--- start of Raw records ---

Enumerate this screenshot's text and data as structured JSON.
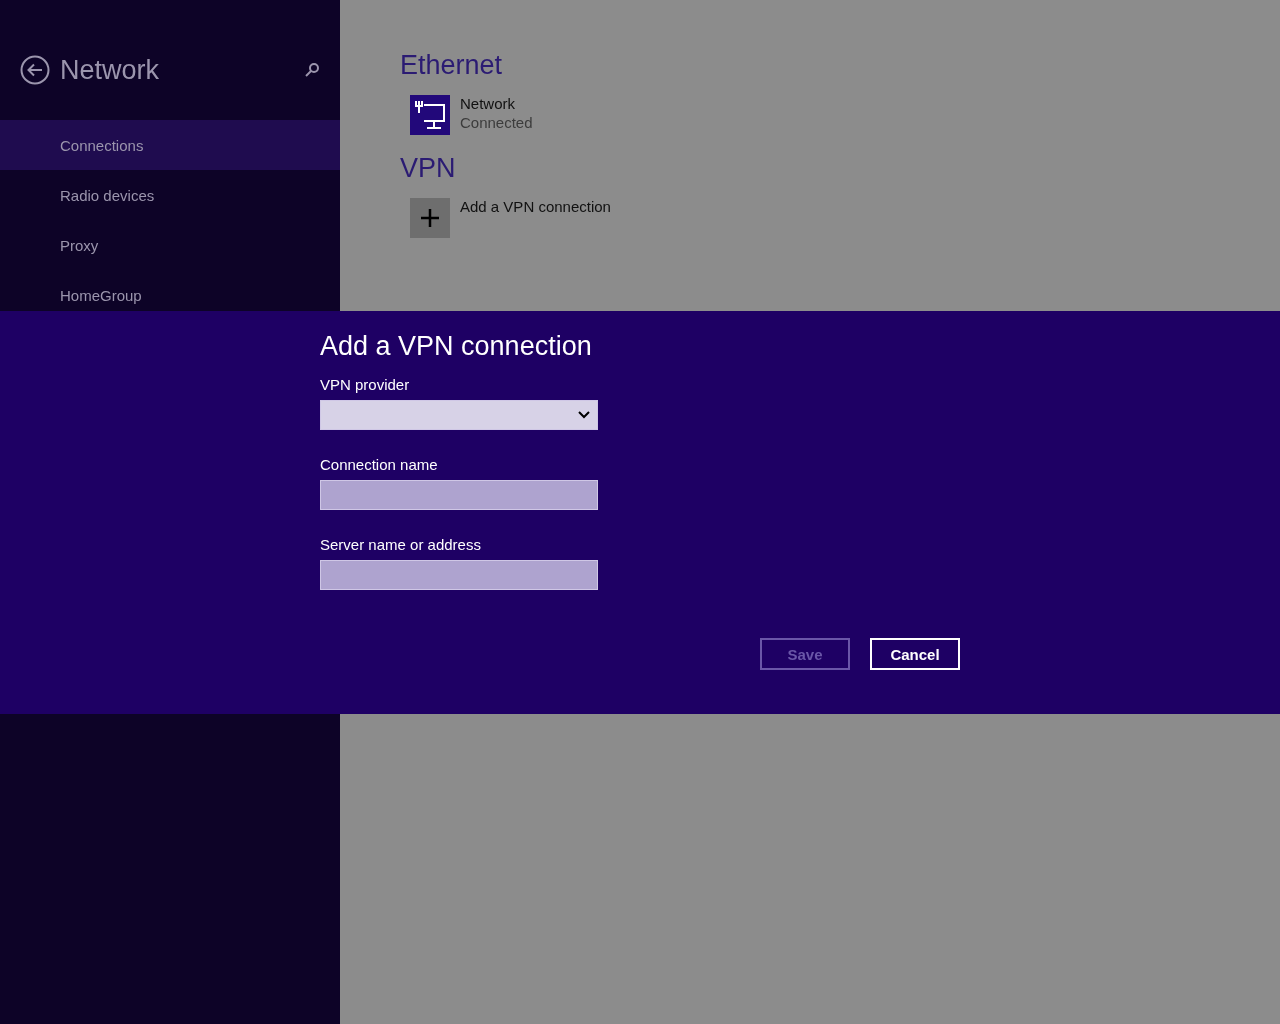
{
  "sidebar": {
    "title": "Network",
    "items": [
      {
        "label": "Connections",
        "selected": true
      },
      {
        "label": "Radio devices",
        "selected": false
      },
      {
        "label": "Proxy",
        "selected": false
      },
      {
        "label": "HomeGroup",
        "selected": false
      }
    ]
  },
  "content": {
    "sections": [
      {
        "heading": "Ethernet",
        "items": [
          {
            "kind": "network",
            "name": "Network",
            "status": "Connected"
          }
        ]
      },
      {
        "heading": "VPN",
        "items": [
          {
            "kind": "add",
            "name": "Add a VPN connection"
          }
        ]
      }
    ]
  },
  "dialog": {
    "title": "Add a VPN connection",
    "fields": [
      {
        "kind": "dropdown",
        "label": "VPN provider"
      },
      {
        "kind": "text",
        "label": "Connection name"
      },
      {
        "kind": "text",
        "label": "Server name or address"
      }
    ],
    "buttons": [
      {
        "label": "Save",
        "disabled": true
      },
      {
        "label": "Cancel",
        "disabled": false
      }
    ]
  }
}
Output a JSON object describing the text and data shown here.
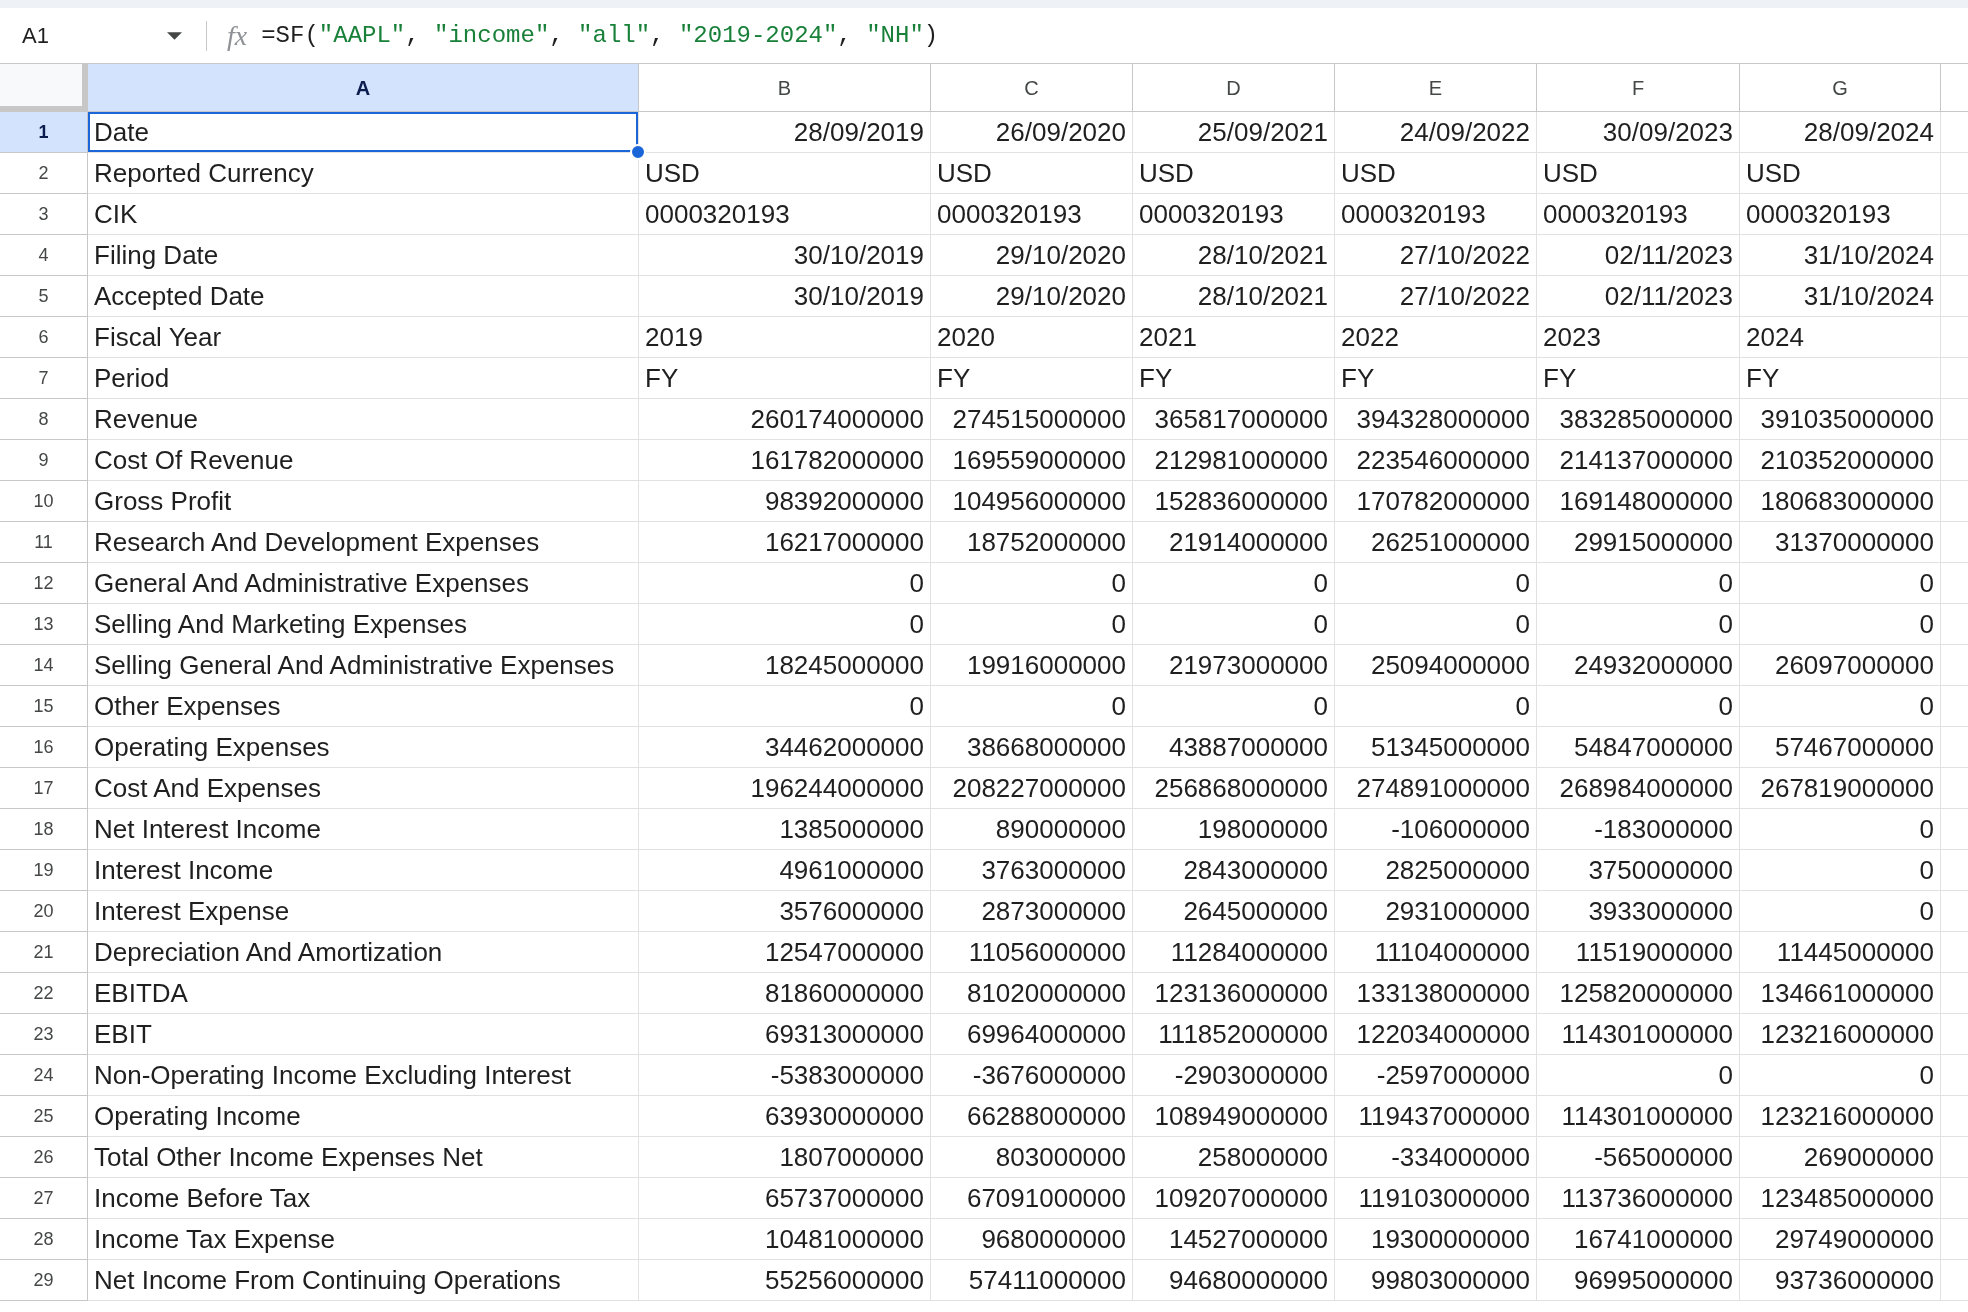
{
  "name_box": {
    "value": "A1"
  },
  "formula_bar": {
    "function_label": "fx",
    "tokens": [
      {
        "kind": "plain",
        "text": "=SF("
      },
      {
        "kind": "string",
        "text": "\"AAPL\""
      },
      {
        "kind": "plain",
        "text": ", "
      },
      {
        "kind": "string",
        "text": "\"income\""
      },
      {
        "kind": "plain",
        "text": ", "
      },
      {
        "kind": "string",
        "text": "\"all\""
      },
      {
        "kind": "plain",
        "text": ", "
      },
      {
        "kind": "string",
        "text": "\"2019-2024\""
      },
      {
        "kind": "plain",
        "text": ", "
      },
      {
        "kind": "string",
        "text": "\"NH\""
      },
      {
        "kind": "plain",
        "text": ")"
      }
    ]
  },
  "columns": [
    {
      "label": "A",
      "selected": true
    },
    {
      "label": "B",
      "selected": false
    },
    {
      "label": "C",
      "selected": false
    },
    {
      "label": "D",
      "selected": false
    },
    {
      "label": "E",
      "selected": false
    },
    {
      "label": "F",
      "selected": false
    },
    {
      "label": "G",
      "selected": false
    }
  ],
  "rows": [
    {
      "number": "1",
      "selected": true,
      "kind": "number",
      "cells": [
        "Date",
        "28/09/2019",
        "26/09/2020",
        "25/09/2021",
        "24/09/2022",
        "30/09/2023",
        "28/09/2024"
      ]
    },
    {
      "number": "2",
      "selected": false,
      "kind": "text",
      "cells": [
        "Reported Currency",
        "USD",
        "USD",
        "USD",
        "USD",
        "USD",
        "USD"
      ]
    },
    {
      "number": "3",
      "selected": false,
      "kind": "text",
      "cells": [
        "CIK",
        "0000320193",
        "0000320193",
        "0000320193",
        "0000320193",
        "0000320193",
        "0000320193"
      ]
    },
    {
      "number": "4",
      "selected": false,
      "kind": "number",
      "cells": [
        "Filing Date",
        "30/10/2019",
        "29/10/2020",
        "28/10/2021",
        "27/10/2022",
        "02/11/2023",
        "31/10/2024"
      ]
    },
    {
      "number": "5",
      "selected": false,
      "kind": "number",
      "cells": [
        "Accepted Date",
        "30/10/2019",
        "29/10/2020",
        "28/10/2021",
        "27/10/2022",
        "02/11/2023",
        "31/10/2024"
      ]
    },
    {
      "number": "6",
      "selected": false,
      "kind": "text",
      "cells": [
        "Fiscal Year",
        "2019",
        "2020",
        "2021",
        "2022",
        "2023",
        "2024"
      ]
    },
    {
      "number": "7",
      "selected": false,
      "kind": "text",
      "cells": [
        "Period",
        "FY",
        "FY",
        "FY",
        "FY",
        "FY",
        "FY"
      ]
    },
    {
      "number": "8",
      "selected": false,
      "kind": "number",
      "cells": [
        "Revenue",
        "260174000000",
        "274515000000",
        "365817000000",
        "394328000000",
        "383285000000",
        "391035000000"
      ]
    },
    {
      "number": "9",
      "selected": false,
      "kind": "number",
      "cells": [
        "Cost Of Revenue",
        "161782000000",
        "169559000000",
        "212981000000",
        "223546000000",
        "214137000000",
        "210352000000"
      ]
    },
    {
      "number": "10",
      "selected": false,
      "kind": "number",
      "cells": [
        "Gross Profit",
        "98392000000",
        "104956000000",
        "152836000000",
        "170782000000",
        "169148000000",
        "180683000000"
      ]
    },
    {
      "number": "11",
      "selected": false,
      "kind": "number",
      "cells": [
        "Research And Development Expenses",
        "16217000000",
        "18752000000",
        "21914000000",
        "26251000000",
        "29915000000",
        "31370000000"
      ]
    },
    {
      "number": "12",
      "selected": false,
      "kind": "number",
      "cells": [
        "General And Administrative Expenses",
        "0",
        "0",
        "0",
        "0",
        "0",
        "0"
      ]
    },
    {
      "number": "13",
      "selected": false,
      "kind": "number",
      "cells": [
        "Selling And Marketing Expenses",
        "0",
        "0",
        "0",
        "0",
        "0",
        "0"
      ]
    },
    {
      "number": "14",
      "selected": false,
      "kind": "number",
      "cells": [
        "Selling General And Administrative Expenses",
        "18245000000",
        "19916000000",
        "21973000000",
        "25094000000",
        "24932000000",
        "26097000000"
      ]
    },
    {
      "number": "15",
      "selected": false,
      "kind": "number",
      "cells": [
        "Other Expenses",
        "0",
        "0",
        "0",
        "0",
        "0",
        "0"
      ]
    },
    {
      "number": "16",
      "selected": false,
      "kind": "number",
      "cells": [
        "Operating Expenses",
        "34462000000",
        "38668000000",
        "43887000000",
        "51345000000",
        "54847000000",
        "57467000000"
      ]
    },
    {
      "number": "17",
      "selected": false,
      "kind": "number",
      "cells": [
        "Cost And Expenses",
        "196244000000",
        "208227000000",
        "256868000000",
        "274891000000",
        "268984000000",
        "267819000000"
      ]
    },
    {
      "number": "18",
      "selected": false,
      "kind": "number",
      "cells": [
        "Net Interest Income",
        "1385000000",
        "890000000",
        "198000000",
        "-106000000",
        "-183000000",
        "0"
      ]
    },
    {
      "number": "19",
      "selected": false,
      "kind": "number",
      "cells": [
        "Interest Income",
        "4961000000",
        "3763000000",
        "2843000000",
        "2825000000",
        "3750000000",
        "0"
      ]
    },
    {
      "number": "20",
      "selected": false,
      "kind": "number",
      "cells": [
        "Interest Expense",
        "3576000000",
        "2873000000",
        "2645000000",
        "2931000000",
        "3933000000",
        "0"
      ]
    },
    {
      "number": "21",
      "selected": false,
      "kind": "number",
      "cells": [
        "Depreciation And Amortization",
        "12547000000",
        "11056000000",
        "11284000000",
        "11104000000",
        "11519000000",
        "11445000000"
      ]
    },
    {
      "number": "22",
      "selected": false,
      "kind": "number",
      "cells": [
        "EBITDA",
        "81860000000",
        "81020000000",
        "123136000000",
        "133138000000",
        "125820000000",
        "134661000000"
      ]
    },
    {
      "number": "23",
      "selected": false,
      "kind": "number",
      "cells": [
        "EBIT",
        "69313000000",
        "69964000000",
        "111852000000",
        "122034000000",
        "114301000000",
        "123216000000"
      ]
    },
    {
      "number": "24",
      "selected": false,
      "kind": "number",
      "cells": [
        "Non-Operating Income Excluding Interest",
        "-5383000000",
        "-3676000000",
        "-2903000000",
        "-2597000000",
        "0",
        "0"
      ]
    },
    {
      "number": "25",
      "selected": false,
      "kind": "number",
      "cells": [
        "Operating Income",
        "63930000000",
        "66288000000",
        "108949000000",
        "119437000000",
        "114301000000",
        "123216000000"
      ]
    },
    {
      "number": "26",
      "selected": false,
      "kind": "number",
      "cells": [
        "Total Other Income Expenses Net",
        "1807000000",
        "803000000",
        "258000000",
        "-334000000",
        "-565000000",
        "269000000"
      ]
    },
    {
      "number": "27",
      "selected": false,
      "kind": "number",
      "cells": [
        "Income Before Tax",
        "65737000000",
        "67091000000",
        "109207000000",
        "119103000000",
        "113736000000",
        "123485000000"
      ]
    },
    {
      "number": "28",
      "selected": false,
      "kind": "number",
      "cells": [
        "Income Tax Expense",
        "10481000000",
        "9680000000",
        "14527000000",
        "19300000000",
        "16741000000",
        "29749000000"
      ]
    },
    {
      "number": "29",
      "selected": false,
      "kind": "number",
      "cells": [
        "Net Income From Continuing Operations",
        "55256000000",
        "57411000000",
        "94680000000",
        "99803000000",
        "96995000000",
        "93736000000"
      ]
    }
  ]
}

--- end of Raw records ---

(Objective):
In the entries above, some lines may contain the string "Selling"; report how many, without additional comment.

(Solution for this task):
2